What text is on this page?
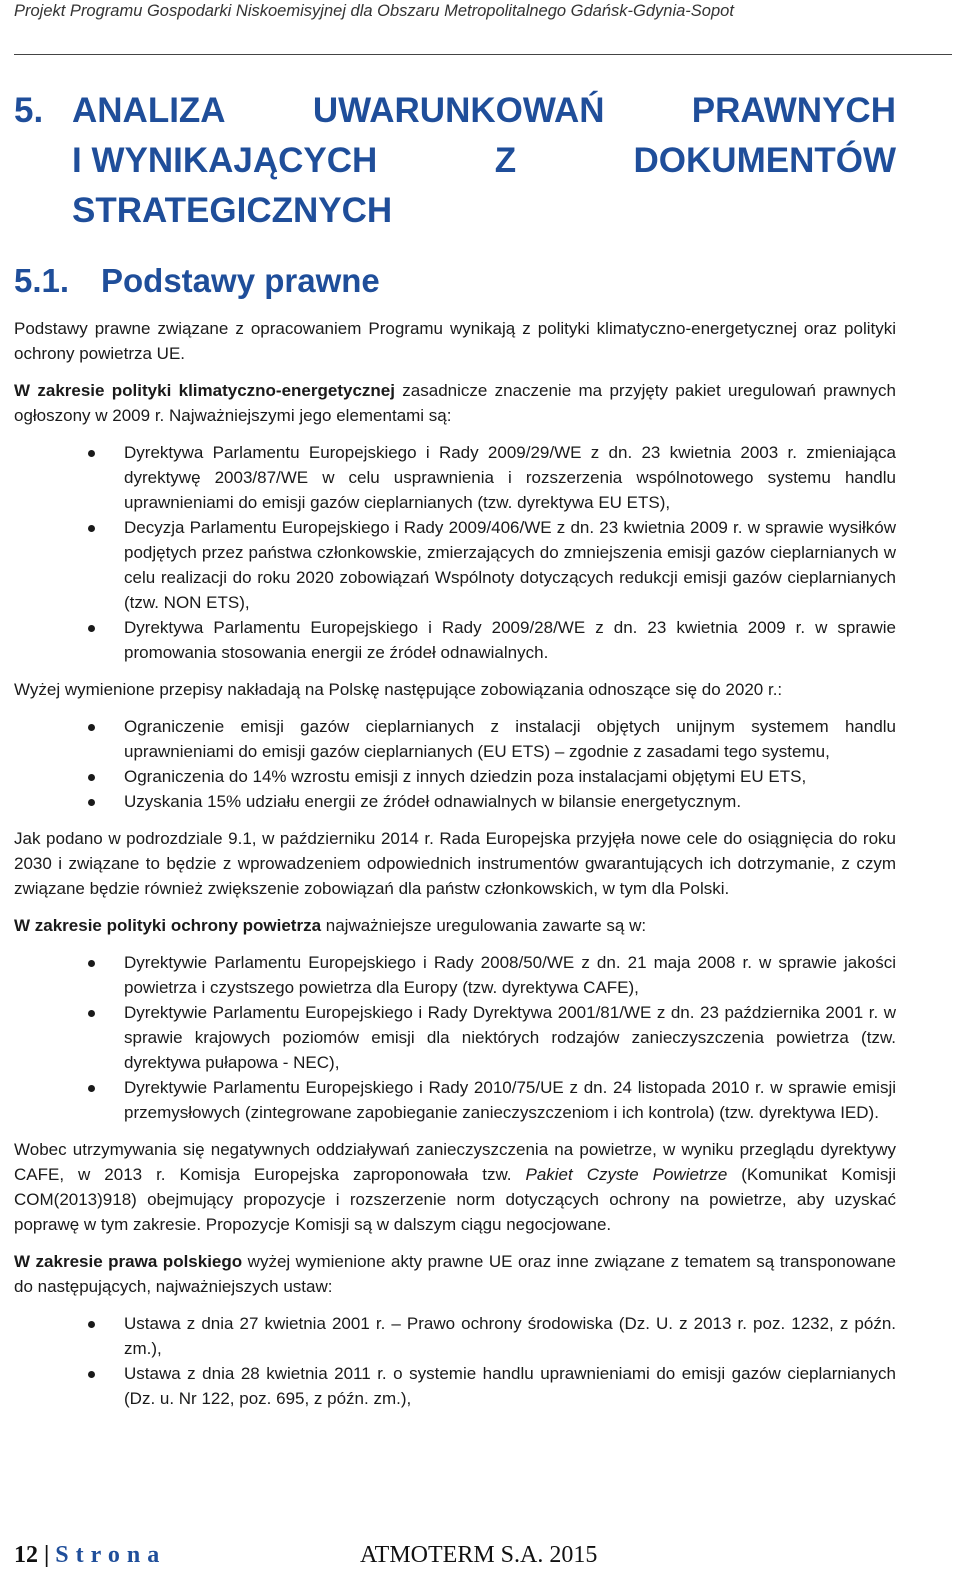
Projekt Programu Gospodarki Niskoemisyjnej dla Obszaru Metropolitalnego Gdańsk-Gdynia-Sopot
5. ANALIZA UWARUNKOWAŃ PRAWNYCH
I WYNIKAJĄCYCH	Z	DOKUMENTÓW
STRATEGICZNYCH
5.1. Podstawy prawne

Podstawy prawne związane z opracowaniem Programu wynikają z polityki klimatyczno-energetycznej oraz polityki ochrony powietrza UE.

W zakresie polityki klimatyczno-energetycznej zasadnicze znaczenie ma przyjęty pakiet uregulowań prawnych ogłoszony w 2009 r. Najważniejszymi jego elementami są:

Dyrektywa Parlamentu Europejskiego i Rady 2009/29/WE z dn. 23 kwietnia 2003 r. zmieniająca dyrektywę 2003/87/WE w celu usprawnienia i rozszerzenia wspólnotowego systemu handlu uprawnieniami do emisji gazów cieplarnianych (tzw. dyrektywa EU ETS),
Decyzja Parlamentu Europejskiego i Rady 2009/406/WE z dn. 23 kwietnia 2009 r. w sprawie wysiłków podjętych przez państwa członkowskie, zmierzających do zmniejszenia emisji gazów cieplarnianych w celu realizacji do roku 2020 zobowiązań Wspólnoty dotyczących redukcji emisji gazów cieplarnianych (tzw. NON ETS),
Dyrektywa Parlamentu Europejskiego i Rady 2009/28/WE z dn. 23 kwietnia 2009 r. w sprawie promowania stosowania energii ze źródeł odnawialnych.

Wyżej wymienione przepisy nakładają na Polskę następujące zobowiązania odnoszące się do 2020 r.:

Ograniczenie emisji gazów cieplarnianych z instalacji objętych unijnym systemem handlu uprawnieniami do emisji gazów cieplarnianych (EU ETS) – zgodnie z zasadami tego systemu,
Ograniczenia do 14% wzrostu emisji z innych dziedzin poza instalacjami objętymi EU ETS,
Uzyskania 15% udziału energii ze źródeł odnawialnych w bilansie energetycznym.

Jak podano w podrozdziale 9.1, w październiku 2014 r. Rada Europejska przyjęła nowe cele do osiągnięcia do roku 2030 i związane to będzie z wprowadzeniem odpowiednich instrumentów gwarantujących ich dotrzymanie, z czym związane będzie również zwiększenie zobowiązań dla państw członkowskich, w tym dla Polski.

W zakresie polityki ochrony powietrza najważniejsze uregulowania zawarte są w:

Dyrektywie Parlamentu Europejskiego i Rady 2008/50/WE z dn. 21 maja 2008 r. w sprawie jakości powietrza i czystszego powietrza dla Europy (tzw. dyrektywa CAFE),
Dyrektywie Parlamentu Europejskiego i Rady Dyrektywa 2001/81/WE z dn. 23 października 2001 r. w sprawie krajowych poziomów emisji dla niektórych rodzajów zanieczyszczenia powietrza (tzw. dyrektywa pułapowa - NEC),
Dyrektywie Parlamentu Europejskiego i Rady 2010/75/UE z dn. 24 listopada 2010 r. w sprawie emisji przemysłowych (zintegrowane zapobieganie zanieczyszczeniom i ich kontrola) (tzw. dyrektywa IED).

Wobec utrzymywania się negatywnych oddziaływań zanieczyszczenia na powietrze, w wyniku przeglądu dyrektywy CAFE, w 2013 r. Komisja Europejska zaproponowała tzw. Pakiet Czyste Powietrze (Komunikat Komisji COM(2013)918) obejmujący propozycje i rozszerzenie norm dotyczących ochrony na powietrze, aby uzyskać poprawę w tym zakresie. Propozycje Komisji są w dalszym ciągu negocjowane.

W zakresie prawa polskiego wyżej wymienione akty prawne UE oraz inne związane z tematem są transponowane do następujących, najważniejszych ustaw:

Ustawa z dnia 27 kwietnia 2001 r. – Prawo ochrony środowiska (Dz. U. z 2013 r. poz. 1232, z późn. zm.),
Ustawa z dnia 28 kwietnia 2011 r. o systemie handlu uprawnieniami do emisji gazów cieplarnianych (Dz. u. Nr 122, poz. 695, z późn. zm.),
12 | Strona	ATMOTERM S.A. 2015
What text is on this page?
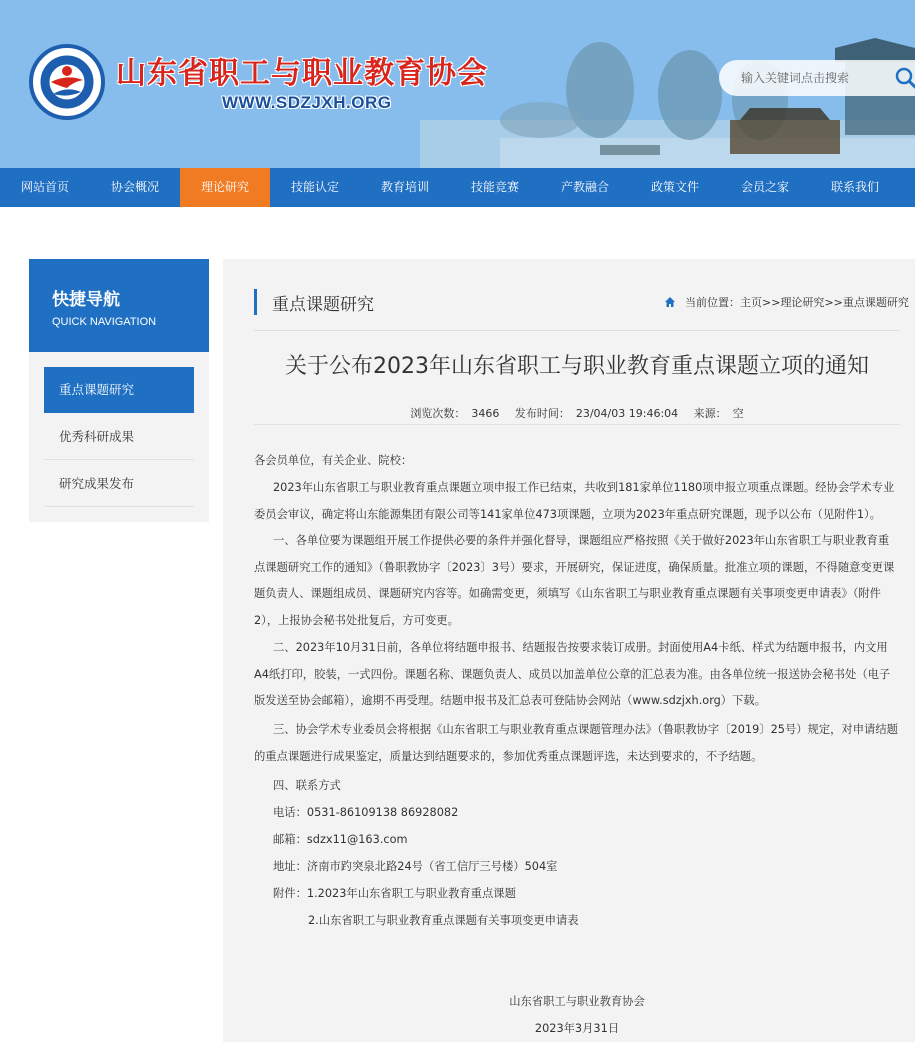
山东省职工与职业教育协会
WWW.SDZJXH.ORG
输入关键词点击搜索
网站首页	协会概况	理论研究	技能认定	教育培训	技能竞赛	产教融合	政策文件	会员之家	联系我们
快捷导航
QUICK NAVIGATION
重点课题研究
优秀科研成果
研究成果发布
重点课题研究	当前位置： 主页 >> 理论研究 >> 重点课题研究
关于公布2023年山东省职工与职业教育重点课题立项的通知
浏览次数： 3466 发布时间： 23/04/03 19:46:04 来源： 空
各会员单位，有关企业、院校：
2023年山东省职工与职业教育重点课题立项申报工作已结束，共收到181家单位1180项申报立项重点课题。经协会学术专业委员会审议，确定将山东能源集团有限公司等141家单位473项课题，立项为2023年重点研究课题，现予以公布（见附件1）。
一、各单位要为课题组开展工作提供必要的条件并强化督导，课题组应严格按照《关于做好2023年山东省职工与职业教育重点课题研究工作的通知》（鲁职教协字〔2023〕3号）要求，开展研究，保证进度，确保质量。批准立项的课题，不得随意变更课题负责人、课题组成员、课题研究内容等。如确需变更，须填写《山东省职工与职业教育重点课题有关事项变更申请表》（附件2），上报协会秘书处批复后，方可变更。
二、2023年10月31日前，各单位将结题申报书、结题报告按要求装订成册。封面使用A4卡纸、样式为结题申报书，内文用A4纸打印，胶装，一式四份。课题名称、课题负责人、成员以加盖单位公章的汇总表为准。由各单位统一报送协会秘书处（电子版发送至协会邮箱），逾期不再受理。结题申报书及汇总表可登陆协会网站（www.sdzjxh.org）下载。
三、协会学术专业委员会将根据《山东省职工与职业教育重点课题管理办法》（鲁职教协字〔2019〕25号）规定，对申请结题的重点课题进行成果鉴定，质量达到结题要求的，参加优秀重点课题评选，未达到要求的，不予结题。
四、联系方式
电话：0531-86109138 86928082
邮箱：sdzx11@163.com
地址：济南市趵突泉北路24号（省工信厅三号楼）504室
附件：1.2023年山东省职工与职业教育重点课题
2.山东省职工与职业教育重点课题有关事项变更申请表
山东省职工与职业教育协会
2023年3月31日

### REQUIREMENTS
Gather all lines where the word "energetycznej" appears.

### WORKED ANSWER
Podstawy prawne związane z opracowaniem Programu wynikają z polityki klimatyczno-energetycznej oraz polityki ochrony powietrza UE.
W zakresie polityki klimatyczno-energetycznej zasadnicze znaczenie ma przyjęty pakiet uregulowań prawnych ogłoszony w 2009 r. Najważniejszymi jego elementami są:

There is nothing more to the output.